WHAT YOU WILL DO>
Count how many lines in the material below hold the word "Приморском"; the reply is that number alone.

==== GIVEN RECORDS

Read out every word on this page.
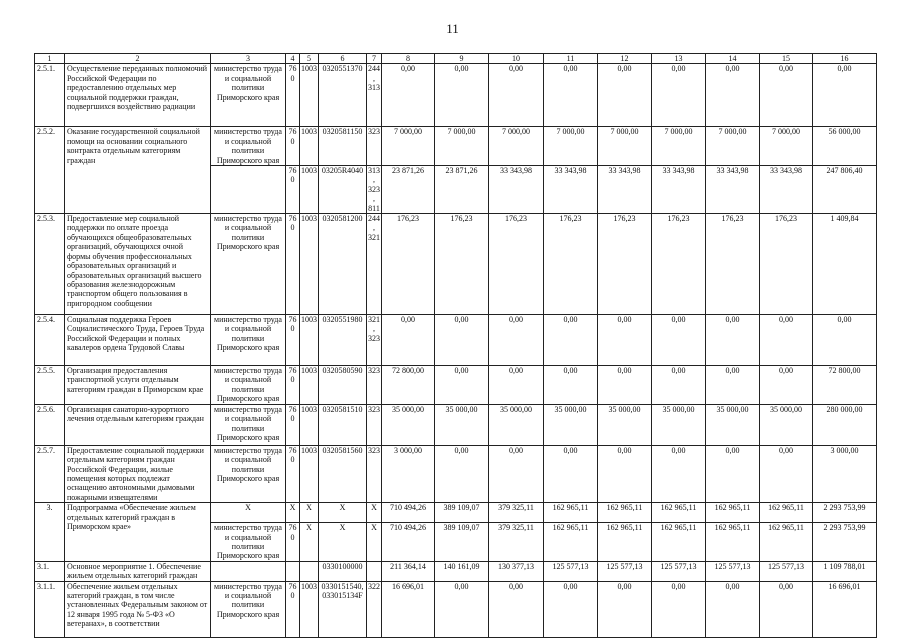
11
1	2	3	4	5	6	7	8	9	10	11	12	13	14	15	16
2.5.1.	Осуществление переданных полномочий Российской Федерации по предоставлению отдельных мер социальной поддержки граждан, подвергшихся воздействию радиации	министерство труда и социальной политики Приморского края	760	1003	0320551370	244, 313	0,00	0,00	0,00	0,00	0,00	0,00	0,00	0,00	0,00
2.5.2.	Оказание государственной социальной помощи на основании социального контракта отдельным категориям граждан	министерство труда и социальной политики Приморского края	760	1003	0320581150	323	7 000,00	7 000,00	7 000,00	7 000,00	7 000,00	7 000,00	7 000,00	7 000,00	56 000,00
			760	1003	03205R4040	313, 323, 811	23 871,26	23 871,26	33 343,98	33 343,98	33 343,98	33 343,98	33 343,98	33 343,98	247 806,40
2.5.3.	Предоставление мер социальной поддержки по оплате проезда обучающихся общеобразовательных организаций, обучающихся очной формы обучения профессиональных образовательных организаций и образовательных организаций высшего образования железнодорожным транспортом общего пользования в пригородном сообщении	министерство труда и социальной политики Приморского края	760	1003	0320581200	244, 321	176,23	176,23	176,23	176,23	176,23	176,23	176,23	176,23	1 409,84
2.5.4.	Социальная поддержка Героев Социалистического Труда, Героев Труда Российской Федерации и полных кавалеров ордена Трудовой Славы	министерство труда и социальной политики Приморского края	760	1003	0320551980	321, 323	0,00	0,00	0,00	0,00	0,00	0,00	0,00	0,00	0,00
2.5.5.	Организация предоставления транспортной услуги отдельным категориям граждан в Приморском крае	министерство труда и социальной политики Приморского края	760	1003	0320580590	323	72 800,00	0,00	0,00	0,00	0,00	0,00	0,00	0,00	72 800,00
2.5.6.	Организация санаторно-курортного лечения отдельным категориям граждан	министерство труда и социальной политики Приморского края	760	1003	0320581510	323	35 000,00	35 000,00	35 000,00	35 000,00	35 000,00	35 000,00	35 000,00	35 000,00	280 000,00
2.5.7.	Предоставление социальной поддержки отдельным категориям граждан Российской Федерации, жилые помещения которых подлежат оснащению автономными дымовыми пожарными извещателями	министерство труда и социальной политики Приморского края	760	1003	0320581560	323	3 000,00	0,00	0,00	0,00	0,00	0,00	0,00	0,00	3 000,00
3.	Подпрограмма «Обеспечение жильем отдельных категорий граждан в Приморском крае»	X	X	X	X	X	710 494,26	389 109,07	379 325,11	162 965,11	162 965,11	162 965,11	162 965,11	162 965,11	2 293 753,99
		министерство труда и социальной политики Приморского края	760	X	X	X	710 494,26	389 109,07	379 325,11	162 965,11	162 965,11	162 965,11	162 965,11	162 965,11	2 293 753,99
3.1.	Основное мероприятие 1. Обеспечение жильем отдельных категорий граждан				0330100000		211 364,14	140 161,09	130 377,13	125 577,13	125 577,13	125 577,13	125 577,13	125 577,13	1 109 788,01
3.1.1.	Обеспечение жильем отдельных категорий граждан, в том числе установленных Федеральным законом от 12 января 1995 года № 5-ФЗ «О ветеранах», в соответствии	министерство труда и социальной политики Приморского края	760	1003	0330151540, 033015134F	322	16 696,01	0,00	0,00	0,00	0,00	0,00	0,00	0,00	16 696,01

========
==== GIVEN RECORDS

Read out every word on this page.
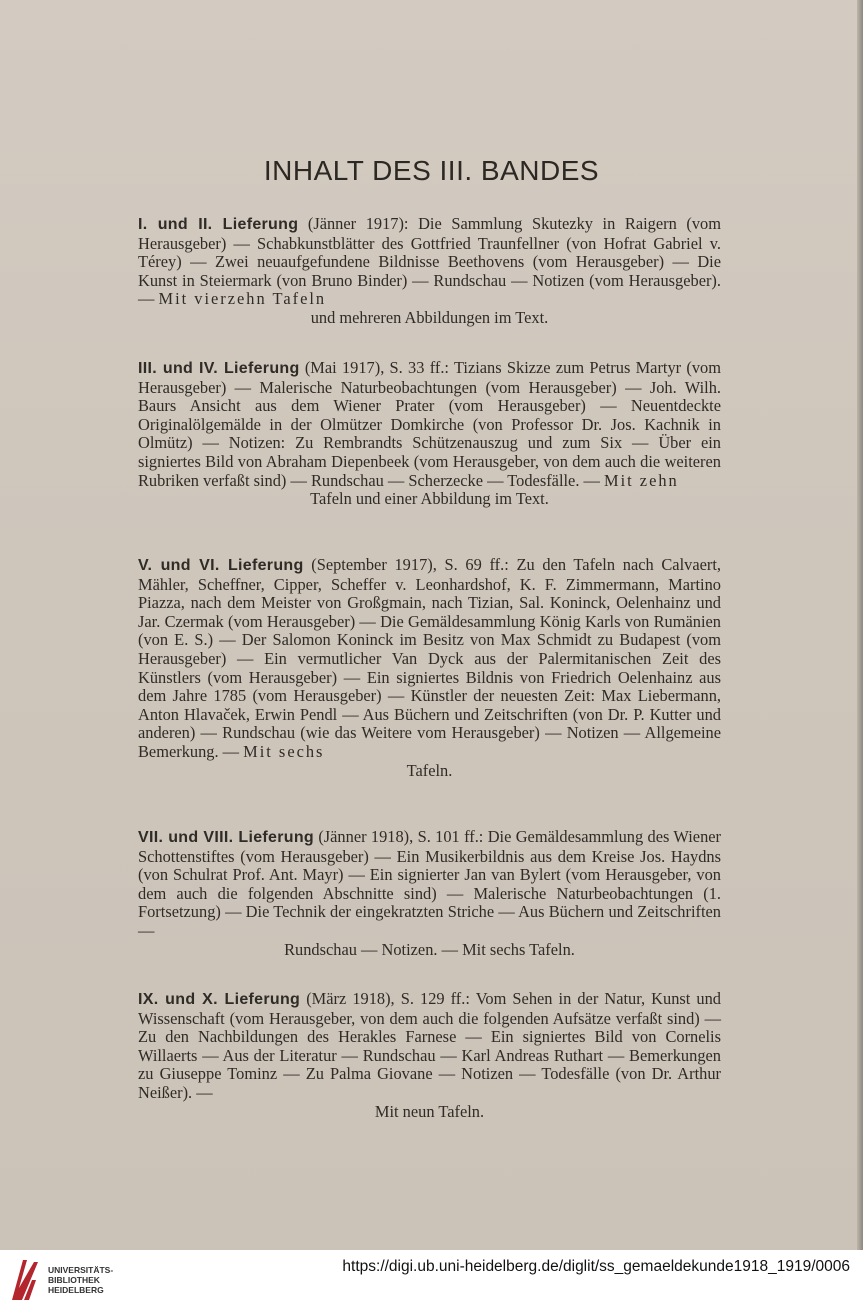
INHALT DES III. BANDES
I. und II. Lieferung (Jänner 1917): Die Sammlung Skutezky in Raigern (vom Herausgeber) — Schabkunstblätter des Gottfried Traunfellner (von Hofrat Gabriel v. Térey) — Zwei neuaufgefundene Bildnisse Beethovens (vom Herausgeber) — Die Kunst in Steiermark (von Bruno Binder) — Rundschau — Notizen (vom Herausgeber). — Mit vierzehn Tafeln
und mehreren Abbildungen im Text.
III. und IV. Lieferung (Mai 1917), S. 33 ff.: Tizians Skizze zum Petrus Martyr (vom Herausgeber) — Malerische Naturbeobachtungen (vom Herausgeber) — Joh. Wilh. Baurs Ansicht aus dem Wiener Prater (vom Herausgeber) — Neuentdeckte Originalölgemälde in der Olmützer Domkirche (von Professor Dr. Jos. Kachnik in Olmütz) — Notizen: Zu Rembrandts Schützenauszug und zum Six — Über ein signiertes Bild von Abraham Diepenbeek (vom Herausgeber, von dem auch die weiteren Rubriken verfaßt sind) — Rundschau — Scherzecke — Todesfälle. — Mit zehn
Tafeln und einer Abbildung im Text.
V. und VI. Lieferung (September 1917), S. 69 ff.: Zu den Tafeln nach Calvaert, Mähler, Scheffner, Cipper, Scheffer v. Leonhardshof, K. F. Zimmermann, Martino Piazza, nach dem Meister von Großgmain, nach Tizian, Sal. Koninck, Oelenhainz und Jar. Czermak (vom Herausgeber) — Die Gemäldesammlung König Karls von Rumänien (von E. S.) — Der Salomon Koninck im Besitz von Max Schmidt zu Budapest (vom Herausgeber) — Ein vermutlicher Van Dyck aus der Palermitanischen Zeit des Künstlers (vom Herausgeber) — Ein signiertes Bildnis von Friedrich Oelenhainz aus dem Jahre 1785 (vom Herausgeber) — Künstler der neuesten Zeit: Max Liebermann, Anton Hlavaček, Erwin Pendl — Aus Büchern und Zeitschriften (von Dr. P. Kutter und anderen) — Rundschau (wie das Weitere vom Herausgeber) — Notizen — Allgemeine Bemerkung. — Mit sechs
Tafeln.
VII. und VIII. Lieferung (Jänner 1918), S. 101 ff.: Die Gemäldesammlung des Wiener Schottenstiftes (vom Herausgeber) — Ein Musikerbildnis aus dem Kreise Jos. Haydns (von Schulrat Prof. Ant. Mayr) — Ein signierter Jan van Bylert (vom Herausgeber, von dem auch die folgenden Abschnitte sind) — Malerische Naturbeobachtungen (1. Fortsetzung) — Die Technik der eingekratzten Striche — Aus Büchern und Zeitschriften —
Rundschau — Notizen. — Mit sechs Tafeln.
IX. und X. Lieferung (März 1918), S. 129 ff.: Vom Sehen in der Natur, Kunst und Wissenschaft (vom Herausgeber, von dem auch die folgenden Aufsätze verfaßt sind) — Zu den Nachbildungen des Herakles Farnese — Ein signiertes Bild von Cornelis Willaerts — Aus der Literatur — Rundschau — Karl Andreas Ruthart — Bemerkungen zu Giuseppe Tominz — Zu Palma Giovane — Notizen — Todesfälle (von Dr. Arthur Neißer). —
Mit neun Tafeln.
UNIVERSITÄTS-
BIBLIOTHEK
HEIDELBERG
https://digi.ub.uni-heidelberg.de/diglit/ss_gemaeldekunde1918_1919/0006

========
==== GIVEN RECORDS

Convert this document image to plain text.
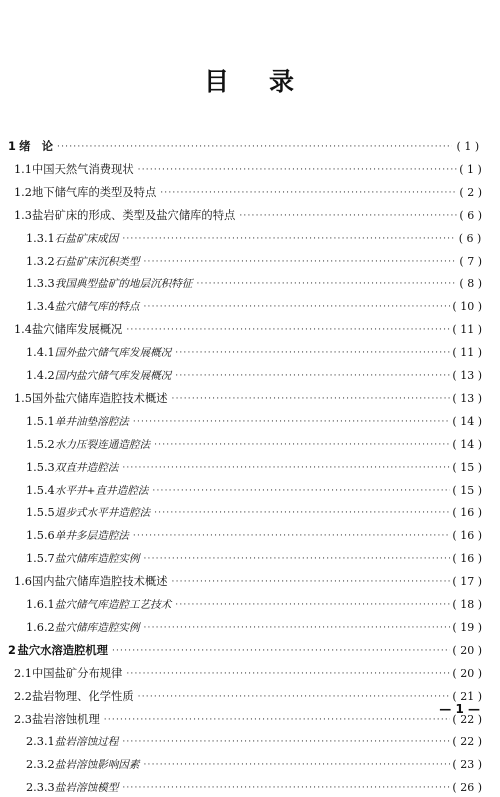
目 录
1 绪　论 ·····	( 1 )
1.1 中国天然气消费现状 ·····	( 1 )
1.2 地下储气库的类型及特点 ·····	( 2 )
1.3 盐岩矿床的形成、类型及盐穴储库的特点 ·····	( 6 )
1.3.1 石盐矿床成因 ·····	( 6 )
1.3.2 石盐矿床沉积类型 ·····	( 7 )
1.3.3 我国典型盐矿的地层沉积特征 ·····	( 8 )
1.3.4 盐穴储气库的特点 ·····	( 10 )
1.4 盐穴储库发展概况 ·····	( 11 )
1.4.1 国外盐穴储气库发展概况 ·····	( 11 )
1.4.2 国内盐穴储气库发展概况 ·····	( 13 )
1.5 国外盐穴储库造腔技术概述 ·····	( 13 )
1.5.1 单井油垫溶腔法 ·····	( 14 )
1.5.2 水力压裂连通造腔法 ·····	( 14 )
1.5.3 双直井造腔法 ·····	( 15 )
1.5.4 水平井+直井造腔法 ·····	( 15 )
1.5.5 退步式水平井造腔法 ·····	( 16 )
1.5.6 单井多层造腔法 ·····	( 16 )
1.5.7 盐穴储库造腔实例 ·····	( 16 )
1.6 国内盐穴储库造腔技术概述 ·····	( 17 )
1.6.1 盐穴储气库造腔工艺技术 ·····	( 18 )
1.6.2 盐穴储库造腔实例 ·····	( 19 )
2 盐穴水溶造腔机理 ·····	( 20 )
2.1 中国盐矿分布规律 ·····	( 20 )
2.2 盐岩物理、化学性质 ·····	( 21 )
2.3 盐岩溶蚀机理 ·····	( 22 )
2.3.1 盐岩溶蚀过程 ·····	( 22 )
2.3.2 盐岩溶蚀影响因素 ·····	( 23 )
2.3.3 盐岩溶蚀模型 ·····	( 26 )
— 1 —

========

THE SOLUTION>
2